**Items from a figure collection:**
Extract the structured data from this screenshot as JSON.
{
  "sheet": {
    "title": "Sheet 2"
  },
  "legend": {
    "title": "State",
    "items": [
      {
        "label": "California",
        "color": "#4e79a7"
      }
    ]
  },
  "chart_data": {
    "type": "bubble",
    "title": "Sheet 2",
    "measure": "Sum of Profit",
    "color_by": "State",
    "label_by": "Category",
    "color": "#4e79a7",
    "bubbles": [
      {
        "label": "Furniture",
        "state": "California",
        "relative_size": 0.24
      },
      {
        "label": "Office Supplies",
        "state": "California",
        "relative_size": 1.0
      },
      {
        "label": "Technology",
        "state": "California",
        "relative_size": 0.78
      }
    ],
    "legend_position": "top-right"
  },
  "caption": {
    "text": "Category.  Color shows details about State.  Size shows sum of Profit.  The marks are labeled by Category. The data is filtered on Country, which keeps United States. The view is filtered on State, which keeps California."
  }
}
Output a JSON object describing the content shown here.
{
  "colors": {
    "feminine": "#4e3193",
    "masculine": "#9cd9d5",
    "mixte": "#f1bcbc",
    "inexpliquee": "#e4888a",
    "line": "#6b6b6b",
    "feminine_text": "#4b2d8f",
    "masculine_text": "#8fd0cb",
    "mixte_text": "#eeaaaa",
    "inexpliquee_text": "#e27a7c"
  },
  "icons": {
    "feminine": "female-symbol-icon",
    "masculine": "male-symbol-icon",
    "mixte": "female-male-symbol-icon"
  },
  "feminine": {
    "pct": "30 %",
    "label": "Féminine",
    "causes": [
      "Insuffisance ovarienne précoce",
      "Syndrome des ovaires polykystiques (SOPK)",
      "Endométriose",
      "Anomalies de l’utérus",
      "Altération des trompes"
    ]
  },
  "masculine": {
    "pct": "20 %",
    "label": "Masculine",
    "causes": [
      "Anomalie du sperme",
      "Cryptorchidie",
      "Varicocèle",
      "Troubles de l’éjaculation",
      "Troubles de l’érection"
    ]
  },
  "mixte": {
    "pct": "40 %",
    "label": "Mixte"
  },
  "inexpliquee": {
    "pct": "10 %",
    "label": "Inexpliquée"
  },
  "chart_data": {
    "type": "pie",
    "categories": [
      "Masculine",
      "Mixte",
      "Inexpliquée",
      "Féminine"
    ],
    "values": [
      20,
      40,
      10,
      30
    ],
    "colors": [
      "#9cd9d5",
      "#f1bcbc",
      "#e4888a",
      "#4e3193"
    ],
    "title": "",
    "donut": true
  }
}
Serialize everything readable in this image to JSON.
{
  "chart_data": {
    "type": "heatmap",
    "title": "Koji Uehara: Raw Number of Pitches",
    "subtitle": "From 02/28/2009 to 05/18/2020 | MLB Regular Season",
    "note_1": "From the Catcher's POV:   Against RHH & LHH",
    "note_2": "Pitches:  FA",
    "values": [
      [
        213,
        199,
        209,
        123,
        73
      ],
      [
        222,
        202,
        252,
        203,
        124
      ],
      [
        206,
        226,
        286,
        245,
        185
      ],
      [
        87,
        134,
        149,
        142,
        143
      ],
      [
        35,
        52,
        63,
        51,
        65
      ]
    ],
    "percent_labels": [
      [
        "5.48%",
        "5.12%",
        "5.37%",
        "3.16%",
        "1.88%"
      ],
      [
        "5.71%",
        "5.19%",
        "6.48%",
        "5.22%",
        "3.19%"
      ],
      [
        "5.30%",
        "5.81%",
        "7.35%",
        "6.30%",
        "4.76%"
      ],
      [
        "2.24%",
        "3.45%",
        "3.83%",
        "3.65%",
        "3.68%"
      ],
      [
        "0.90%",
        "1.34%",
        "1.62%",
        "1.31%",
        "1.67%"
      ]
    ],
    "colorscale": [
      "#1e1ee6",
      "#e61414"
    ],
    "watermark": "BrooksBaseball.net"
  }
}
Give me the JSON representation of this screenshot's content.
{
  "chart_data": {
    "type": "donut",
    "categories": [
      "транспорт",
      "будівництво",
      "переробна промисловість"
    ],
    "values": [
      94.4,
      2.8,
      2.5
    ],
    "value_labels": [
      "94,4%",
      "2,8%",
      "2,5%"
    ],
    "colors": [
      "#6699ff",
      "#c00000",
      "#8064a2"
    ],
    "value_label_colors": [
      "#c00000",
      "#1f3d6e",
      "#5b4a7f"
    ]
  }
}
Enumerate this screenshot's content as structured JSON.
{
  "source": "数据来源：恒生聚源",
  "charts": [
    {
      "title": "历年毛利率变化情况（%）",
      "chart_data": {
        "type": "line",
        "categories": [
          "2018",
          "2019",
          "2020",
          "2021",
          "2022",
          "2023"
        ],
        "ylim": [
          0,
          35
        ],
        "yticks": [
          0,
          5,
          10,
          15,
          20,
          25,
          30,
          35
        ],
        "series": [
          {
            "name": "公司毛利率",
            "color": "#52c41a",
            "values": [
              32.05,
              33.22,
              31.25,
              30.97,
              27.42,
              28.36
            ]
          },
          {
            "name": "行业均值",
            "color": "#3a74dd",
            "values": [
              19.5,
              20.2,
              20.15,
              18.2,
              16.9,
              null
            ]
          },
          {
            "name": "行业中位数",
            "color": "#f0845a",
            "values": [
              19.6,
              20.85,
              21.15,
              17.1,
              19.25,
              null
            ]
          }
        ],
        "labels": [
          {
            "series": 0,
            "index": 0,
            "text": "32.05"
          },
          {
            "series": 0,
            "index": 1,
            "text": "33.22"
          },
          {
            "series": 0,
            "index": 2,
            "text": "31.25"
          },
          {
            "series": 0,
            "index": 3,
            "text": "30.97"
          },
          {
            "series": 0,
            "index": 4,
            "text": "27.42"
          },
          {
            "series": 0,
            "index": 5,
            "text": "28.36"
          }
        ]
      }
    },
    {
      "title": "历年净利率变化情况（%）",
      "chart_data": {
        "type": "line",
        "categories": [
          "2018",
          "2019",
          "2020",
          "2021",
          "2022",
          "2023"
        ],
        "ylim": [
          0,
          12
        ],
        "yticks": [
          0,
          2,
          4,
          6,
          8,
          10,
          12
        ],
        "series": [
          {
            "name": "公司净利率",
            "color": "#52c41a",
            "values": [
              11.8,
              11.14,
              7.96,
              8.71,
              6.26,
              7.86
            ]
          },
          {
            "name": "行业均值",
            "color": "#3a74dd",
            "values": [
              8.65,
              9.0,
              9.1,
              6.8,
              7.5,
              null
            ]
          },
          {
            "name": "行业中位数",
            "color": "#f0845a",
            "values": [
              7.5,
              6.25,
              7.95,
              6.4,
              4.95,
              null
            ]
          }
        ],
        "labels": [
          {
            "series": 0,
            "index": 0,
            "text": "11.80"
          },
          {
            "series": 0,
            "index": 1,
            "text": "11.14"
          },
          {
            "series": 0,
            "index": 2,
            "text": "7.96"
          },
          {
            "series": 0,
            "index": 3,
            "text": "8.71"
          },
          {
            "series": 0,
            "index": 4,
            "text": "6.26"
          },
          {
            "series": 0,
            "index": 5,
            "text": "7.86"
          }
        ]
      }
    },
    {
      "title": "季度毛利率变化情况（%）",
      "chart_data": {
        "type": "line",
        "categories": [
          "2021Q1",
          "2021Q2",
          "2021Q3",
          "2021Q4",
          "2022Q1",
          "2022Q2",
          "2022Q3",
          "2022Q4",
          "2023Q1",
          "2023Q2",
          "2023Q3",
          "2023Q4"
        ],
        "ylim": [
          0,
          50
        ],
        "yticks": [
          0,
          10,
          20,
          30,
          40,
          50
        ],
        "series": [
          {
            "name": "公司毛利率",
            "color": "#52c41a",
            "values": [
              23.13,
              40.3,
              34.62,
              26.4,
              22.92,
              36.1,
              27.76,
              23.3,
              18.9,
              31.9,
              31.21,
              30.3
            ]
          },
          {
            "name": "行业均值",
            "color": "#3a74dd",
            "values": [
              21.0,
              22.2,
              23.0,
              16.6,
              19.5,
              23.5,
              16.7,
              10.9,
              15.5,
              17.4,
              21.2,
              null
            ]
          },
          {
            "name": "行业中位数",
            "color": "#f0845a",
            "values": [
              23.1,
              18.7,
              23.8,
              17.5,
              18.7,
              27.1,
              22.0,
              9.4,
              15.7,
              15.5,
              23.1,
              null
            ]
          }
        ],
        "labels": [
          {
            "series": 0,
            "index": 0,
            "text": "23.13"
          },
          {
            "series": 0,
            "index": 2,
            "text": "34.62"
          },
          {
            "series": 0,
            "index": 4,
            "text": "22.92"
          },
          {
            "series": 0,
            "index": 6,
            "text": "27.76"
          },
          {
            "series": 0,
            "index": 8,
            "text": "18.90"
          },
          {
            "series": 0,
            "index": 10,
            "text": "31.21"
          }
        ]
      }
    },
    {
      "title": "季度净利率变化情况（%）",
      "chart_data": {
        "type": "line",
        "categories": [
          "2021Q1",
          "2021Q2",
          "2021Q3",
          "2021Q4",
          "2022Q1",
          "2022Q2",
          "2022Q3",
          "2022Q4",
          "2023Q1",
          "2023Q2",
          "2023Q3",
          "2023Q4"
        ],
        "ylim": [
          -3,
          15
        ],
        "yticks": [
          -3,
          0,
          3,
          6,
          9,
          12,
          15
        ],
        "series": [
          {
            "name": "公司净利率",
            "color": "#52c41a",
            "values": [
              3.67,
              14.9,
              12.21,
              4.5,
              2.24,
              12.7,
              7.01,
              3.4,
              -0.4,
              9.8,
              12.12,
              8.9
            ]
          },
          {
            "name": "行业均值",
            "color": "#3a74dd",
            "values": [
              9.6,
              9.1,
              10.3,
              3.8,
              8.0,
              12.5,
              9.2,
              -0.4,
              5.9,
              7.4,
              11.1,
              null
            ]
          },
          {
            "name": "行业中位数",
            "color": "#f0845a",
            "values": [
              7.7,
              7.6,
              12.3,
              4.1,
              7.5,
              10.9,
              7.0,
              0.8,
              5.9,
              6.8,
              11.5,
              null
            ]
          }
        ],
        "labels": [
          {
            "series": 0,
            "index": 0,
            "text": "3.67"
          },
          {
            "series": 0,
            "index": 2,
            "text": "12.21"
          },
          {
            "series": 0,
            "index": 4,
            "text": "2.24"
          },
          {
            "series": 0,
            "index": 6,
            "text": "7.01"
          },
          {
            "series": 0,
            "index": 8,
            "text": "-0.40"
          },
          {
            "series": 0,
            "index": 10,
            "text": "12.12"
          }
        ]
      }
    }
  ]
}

**Goal:** From the records above, copy every line that holds the word "this".

**Task response:**
Extract the structured data from this screenshot as JSON.
Serialize everything readable in this image to JSON.
Give me the JSON representation of this screenshot's content.
Enumerate this screenshot's content as structured JSON.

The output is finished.